──────── PROVIDED TEXT

This is the type of spiritual sickness that goes undiagnosed. Many of these people are not able to love anyone, nor do they feel deeply loved by others. Don’t misunderstand this assertion. I’m not calling them “bad people.” I’m arguing that there are a lot of people who’ve been living anti-social lifestyles for so long, that there are dopaminergic justifications in their daily routines that mitigate their suffering just enough to justify the pain of bearing the human condition. Translation: “Who can blame them for having a few drinks? Or judging people on social media? Who are you to deny me my cigarettes? For God’s sake they just legalized it. It’s just weed.

Often, these people are “engaged” in the Church – hiding in plain sight. They might even be involved in a ministry or two. They have friends. People like them. They have a smart, cynical sense of humor, but deep down, they’re hurting, and they feel a desperation they can’t fully articulate – but they know their own salvation is a non-starter. I know this because I’ve been one of these people and I’m friends with several people who’ve fallen into this category.

This is no one’s fault, per se. This is just a byproduct of living in a consumerist culture and letting it get the best of us. The Marketing Machine is persuasive. Roughly 25% of our economy is marketing (advertising, sales, branding, etc. all fall under that umbrella). Clearly, our culture is sick, but this book is not a manifesto on social pathology. I’m merely trying to explain how spiritual sickness can be covert, and in many cases, go completely unnoticed.

────────────────

TO DO →
1: In the passage on spiritual sickness, copy everything from "This is no one’s" down to "go completely unnoticed.", swapping "consumerist" for "materialistic".
2: According to the passage on spiritual sickness, roughly what share of the economy is marketing?
The collected data has nothing to do with the tasks.

──────── EXTRACTED INFORMATION

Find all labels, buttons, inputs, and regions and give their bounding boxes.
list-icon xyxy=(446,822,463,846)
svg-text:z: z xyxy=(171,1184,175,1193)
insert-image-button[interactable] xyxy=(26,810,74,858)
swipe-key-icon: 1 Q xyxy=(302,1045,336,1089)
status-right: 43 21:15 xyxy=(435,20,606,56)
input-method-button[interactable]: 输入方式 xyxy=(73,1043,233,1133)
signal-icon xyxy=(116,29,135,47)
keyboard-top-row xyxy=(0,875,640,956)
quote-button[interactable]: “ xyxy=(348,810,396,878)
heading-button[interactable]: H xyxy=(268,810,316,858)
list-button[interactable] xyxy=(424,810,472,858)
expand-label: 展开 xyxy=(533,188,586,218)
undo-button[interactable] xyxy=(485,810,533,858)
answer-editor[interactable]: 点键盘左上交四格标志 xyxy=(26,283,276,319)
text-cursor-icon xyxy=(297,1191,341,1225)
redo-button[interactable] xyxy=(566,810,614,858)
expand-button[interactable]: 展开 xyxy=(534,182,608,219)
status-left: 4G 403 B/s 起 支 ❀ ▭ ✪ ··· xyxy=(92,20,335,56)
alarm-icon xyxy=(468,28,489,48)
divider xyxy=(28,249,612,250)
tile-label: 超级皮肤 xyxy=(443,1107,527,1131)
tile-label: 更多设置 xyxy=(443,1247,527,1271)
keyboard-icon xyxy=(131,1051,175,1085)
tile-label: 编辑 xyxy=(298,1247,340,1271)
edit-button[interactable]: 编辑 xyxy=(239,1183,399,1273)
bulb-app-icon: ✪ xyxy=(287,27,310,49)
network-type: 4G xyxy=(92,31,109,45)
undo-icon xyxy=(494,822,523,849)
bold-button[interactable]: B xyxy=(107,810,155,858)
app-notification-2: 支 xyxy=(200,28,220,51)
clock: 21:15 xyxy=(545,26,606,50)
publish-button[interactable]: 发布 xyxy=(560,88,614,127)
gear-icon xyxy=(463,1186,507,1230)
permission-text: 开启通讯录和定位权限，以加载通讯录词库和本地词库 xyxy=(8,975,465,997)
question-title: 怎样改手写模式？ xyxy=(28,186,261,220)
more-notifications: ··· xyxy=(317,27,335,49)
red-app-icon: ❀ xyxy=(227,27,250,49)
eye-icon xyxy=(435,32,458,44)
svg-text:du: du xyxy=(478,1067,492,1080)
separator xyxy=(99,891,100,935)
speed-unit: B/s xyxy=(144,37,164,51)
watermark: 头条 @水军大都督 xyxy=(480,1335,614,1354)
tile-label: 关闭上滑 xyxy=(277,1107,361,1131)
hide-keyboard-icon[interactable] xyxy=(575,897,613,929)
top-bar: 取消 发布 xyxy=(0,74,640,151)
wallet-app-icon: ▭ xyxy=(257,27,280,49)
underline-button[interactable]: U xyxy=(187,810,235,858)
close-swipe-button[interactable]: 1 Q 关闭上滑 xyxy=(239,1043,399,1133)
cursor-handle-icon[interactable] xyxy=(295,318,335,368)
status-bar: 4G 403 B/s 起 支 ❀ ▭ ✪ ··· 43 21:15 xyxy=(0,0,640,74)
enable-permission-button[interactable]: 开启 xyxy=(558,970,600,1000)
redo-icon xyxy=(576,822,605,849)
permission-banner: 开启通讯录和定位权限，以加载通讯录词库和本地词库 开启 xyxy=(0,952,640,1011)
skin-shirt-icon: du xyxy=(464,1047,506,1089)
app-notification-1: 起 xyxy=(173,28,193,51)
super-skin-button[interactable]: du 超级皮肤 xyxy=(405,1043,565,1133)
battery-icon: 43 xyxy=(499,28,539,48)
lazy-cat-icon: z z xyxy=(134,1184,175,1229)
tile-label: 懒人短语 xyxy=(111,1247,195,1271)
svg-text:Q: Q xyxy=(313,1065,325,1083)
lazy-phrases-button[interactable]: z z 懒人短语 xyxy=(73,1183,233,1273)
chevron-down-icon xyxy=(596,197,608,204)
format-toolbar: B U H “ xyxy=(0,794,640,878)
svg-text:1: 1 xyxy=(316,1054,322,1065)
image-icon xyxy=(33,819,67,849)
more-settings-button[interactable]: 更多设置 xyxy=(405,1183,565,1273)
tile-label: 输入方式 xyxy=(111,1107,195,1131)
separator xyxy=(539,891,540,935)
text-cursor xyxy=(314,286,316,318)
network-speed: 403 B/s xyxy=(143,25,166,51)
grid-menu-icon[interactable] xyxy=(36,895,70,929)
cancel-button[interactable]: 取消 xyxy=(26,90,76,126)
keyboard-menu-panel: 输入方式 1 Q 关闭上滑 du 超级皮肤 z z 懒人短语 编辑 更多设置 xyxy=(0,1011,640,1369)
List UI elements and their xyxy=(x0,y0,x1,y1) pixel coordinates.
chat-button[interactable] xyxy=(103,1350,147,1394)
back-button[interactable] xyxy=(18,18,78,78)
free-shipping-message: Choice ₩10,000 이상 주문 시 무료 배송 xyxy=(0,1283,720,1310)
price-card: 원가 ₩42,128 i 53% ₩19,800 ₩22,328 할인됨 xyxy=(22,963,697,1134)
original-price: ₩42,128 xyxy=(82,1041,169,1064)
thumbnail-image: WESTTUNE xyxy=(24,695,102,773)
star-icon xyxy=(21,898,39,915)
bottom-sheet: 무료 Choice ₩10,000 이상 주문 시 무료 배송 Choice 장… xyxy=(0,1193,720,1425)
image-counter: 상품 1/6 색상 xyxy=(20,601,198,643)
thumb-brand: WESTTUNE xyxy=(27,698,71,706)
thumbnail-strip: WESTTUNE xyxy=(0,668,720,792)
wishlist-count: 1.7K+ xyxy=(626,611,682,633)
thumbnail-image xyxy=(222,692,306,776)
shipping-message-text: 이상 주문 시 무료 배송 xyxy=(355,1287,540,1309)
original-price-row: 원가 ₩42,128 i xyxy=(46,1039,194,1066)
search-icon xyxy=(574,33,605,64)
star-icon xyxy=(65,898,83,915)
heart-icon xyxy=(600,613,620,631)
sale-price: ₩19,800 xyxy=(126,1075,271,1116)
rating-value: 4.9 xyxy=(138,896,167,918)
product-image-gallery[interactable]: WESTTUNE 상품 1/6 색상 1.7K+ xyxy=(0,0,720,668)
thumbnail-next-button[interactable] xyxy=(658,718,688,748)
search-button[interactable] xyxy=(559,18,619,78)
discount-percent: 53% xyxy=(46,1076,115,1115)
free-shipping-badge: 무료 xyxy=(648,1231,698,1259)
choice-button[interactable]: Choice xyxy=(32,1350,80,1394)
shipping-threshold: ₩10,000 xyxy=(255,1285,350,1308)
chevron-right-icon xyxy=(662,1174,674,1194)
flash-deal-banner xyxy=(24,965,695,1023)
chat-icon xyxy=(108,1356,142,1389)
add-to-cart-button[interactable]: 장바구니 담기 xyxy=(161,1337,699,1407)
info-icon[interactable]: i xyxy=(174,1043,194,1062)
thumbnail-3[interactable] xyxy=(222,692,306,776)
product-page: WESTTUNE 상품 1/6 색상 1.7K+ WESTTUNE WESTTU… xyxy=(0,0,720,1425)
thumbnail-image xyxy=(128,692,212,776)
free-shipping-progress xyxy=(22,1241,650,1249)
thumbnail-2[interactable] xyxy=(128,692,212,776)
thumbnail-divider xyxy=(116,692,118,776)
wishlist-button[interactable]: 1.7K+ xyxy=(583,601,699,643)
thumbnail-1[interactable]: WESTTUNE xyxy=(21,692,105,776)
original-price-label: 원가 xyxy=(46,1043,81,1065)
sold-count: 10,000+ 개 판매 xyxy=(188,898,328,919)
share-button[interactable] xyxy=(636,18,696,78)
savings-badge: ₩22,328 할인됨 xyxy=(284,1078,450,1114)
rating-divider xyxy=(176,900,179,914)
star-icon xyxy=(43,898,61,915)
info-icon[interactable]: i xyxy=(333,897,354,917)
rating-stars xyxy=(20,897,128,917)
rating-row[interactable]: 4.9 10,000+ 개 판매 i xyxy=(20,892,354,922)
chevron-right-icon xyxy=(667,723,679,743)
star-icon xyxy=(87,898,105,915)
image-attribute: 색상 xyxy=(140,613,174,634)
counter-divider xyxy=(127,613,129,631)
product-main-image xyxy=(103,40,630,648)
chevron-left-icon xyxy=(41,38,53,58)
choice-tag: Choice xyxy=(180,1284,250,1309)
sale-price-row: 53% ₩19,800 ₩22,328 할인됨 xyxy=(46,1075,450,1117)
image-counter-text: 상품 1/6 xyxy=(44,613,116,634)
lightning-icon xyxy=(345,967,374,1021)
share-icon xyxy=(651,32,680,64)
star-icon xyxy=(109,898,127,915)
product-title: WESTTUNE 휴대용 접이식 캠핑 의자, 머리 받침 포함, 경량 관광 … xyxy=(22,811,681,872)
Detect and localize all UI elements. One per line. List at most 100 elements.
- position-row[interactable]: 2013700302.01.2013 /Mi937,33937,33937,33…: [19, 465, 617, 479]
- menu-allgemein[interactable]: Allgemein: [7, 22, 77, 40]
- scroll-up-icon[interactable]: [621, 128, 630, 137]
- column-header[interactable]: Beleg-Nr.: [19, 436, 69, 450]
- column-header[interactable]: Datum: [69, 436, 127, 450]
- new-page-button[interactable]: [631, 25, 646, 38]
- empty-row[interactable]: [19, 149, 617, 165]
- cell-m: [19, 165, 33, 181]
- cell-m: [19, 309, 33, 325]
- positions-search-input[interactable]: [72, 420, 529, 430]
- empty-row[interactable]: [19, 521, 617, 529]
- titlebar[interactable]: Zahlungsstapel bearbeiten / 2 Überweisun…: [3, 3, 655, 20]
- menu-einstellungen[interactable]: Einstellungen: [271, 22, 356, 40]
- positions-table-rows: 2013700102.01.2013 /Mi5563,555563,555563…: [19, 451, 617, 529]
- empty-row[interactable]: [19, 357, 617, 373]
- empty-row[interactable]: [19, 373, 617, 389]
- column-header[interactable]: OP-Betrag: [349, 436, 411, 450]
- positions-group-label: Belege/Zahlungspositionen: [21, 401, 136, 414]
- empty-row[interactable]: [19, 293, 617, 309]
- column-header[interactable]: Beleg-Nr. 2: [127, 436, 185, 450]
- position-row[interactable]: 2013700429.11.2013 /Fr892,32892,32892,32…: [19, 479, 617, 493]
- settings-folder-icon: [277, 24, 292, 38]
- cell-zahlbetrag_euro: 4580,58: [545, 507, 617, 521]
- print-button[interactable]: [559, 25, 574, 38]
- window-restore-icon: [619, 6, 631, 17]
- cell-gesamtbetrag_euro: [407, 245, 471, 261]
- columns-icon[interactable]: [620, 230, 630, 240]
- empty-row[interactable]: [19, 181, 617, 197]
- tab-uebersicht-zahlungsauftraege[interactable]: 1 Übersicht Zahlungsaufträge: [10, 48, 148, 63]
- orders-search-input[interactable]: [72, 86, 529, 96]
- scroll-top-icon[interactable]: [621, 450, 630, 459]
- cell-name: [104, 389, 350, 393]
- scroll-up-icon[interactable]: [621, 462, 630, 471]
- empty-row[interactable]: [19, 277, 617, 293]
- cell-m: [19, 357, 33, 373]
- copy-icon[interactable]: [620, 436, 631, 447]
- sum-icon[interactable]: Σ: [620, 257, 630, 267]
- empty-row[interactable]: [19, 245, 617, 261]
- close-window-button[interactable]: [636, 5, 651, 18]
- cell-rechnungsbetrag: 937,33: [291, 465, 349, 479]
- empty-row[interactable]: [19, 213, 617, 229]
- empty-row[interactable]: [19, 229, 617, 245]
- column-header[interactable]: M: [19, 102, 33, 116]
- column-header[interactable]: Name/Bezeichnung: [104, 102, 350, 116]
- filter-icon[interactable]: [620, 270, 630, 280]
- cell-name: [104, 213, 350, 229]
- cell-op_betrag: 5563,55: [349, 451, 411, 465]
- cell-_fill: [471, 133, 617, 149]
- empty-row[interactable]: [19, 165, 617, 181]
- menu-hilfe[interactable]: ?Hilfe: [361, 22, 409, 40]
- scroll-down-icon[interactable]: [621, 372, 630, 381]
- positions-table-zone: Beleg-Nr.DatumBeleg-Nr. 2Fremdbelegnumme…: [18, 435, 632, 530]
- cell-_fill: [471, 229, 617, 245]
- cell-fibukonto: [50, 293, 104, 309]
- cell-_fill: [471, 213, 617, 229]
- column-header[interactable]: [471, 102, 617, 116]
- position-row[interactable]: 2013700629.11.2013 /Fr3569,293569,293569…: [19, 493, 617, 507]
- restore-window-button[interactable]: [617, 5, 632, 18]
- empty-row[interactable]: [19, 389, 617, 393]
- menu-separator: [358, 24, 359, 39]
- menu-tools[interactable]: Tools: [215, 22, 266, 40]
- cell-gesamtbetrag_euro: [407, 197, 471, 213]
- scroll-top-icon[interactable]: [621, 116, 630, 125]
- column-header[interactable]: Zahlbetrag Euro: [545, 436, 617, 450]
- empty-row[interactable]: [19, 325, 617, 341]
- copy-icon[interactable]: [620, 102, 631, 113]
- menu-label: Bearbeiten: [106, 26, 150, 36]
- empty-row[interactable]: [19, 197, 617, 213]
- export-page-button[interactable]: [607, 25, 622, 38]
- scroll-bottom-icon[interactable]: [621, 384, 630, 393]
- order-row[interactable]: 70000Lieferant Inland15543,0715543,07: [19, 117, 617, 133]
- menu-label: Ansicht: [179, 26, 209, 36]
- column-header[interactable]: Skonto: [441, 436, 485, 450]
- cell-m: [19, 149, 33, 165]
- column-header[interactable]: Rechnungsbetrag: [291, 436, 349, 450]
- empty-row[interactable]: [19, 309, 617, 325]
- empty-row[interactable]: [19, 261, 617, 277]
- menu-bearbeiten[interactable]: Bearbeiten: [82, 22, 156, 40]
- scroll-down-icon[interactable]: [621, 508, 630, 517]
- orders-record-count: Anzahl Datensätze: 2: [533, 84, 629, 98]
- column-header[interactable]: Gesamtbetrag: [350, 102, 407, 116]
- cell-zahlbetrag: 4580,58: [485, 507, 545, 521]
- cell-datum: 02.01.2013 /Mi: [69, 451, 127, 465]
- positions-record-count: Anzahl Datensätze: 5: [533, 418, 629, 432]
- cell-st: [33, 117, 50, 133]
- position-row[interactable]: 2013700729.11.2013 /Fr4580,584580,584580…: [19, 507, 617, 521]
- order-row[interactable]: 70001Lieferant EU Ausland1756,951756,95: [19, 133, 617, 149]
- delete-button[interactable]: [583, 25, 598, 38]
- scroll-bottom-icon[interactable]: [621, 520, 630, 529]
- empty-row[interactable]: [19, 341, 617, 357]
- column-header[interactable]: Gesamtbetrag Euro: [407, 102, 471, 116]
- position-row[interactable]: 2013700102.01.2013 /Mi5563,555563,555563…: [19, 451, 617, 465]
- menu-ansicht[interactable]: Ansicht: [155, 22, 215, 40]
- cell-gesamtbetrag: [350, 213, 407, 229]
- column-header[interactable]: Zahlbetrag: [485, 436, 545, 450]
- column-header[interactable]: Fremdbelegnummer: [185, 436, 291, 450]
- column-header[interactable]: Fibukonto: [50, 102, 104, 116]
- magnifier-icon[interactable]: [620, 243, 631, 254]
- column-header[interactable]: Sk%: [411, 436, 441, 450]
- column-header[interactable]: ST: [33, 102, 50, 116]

────────────────

WORKED SOLUTIONS →
1:
This is no one’s fault, per se. This is just a byproduct of living in a materialistic culture and letting it get the best of us. The Marketing Machine is persuasive. Roughly 25% of our economy is marketing (advertising, sales, branding, etc. all fall under that umbrella). Clearly, our culture is sick, but this book is not a manifesto on social pathology. I’m merely trying to explain how spiritual sickness can be covert, and in many cases, go completely unnoticed.

2: Roughly 25%.